*Task material*
######
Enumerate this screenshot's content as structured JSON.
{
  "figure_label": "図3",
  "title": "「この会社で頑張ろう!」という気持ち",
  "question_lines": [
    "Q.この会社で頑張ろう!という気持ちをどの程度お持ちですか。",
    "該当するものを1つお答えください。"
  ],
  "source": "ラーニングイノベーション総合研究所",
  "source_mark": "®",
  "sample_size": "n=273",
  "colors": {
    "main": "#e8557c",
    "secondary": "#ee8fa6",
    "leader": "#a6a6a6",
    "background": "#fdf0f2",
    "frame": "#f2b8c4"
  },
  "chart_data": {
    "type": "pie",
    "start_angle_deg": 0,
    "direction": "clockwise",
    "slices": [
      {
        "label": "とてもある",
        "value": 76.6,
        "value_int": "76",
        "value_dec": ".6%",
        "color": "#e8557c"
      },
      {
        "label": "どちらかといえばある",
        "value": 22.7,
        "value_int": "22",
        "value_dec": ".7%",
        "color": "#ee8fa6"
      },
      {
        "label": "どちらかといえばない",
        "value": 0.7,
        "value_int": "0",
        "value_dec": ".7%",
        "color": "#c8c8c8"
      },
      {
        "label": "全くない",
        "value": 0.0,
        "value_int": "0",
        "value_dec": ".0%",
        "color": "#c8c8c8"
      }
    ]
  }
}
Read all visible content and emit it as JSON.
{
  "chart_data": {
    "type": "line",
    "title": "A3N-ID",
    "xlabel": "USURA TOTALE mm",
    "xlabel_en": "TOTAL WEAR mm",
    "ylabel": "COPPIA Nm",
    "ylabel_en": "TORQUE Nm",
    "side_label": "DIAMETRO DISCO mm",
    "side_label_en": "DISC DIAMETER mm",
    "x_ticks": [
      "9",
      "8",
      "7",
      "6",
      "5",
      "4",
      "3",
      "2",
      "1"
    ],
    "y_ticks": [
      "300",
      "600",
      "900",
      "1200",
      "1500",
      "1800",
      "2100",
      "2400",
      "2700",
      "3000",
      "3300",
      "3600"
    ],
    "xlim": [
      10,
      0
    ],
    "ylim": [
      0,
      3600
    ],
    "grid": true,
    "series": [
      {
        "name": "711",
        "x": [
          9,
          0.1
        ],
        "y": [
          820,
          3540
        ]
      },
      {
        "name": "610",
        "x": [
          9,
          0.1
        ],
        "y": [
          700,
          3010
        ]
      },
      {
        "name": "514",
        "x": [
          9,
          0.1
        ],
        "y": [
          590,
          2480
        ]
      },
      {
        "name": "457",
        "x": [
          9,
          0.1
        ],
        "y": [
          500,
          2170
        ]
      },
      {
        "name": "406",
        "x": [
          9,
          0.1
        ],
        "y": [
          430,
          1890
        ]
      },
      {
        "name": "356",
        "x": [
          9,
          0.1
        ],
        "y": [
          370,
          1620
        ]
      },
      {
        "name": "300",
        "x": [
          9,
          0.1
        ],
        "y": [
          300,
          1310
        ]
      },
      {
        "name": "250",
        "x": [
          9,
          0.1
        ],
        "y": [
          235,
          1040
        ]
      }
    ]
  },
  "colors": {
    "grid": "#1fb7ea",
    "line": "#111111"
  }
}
######
*Exercise directions*
State how many lines of the listing above hold the word "この会社で頑張ろう", with nothing but the number.

*Complete response*
2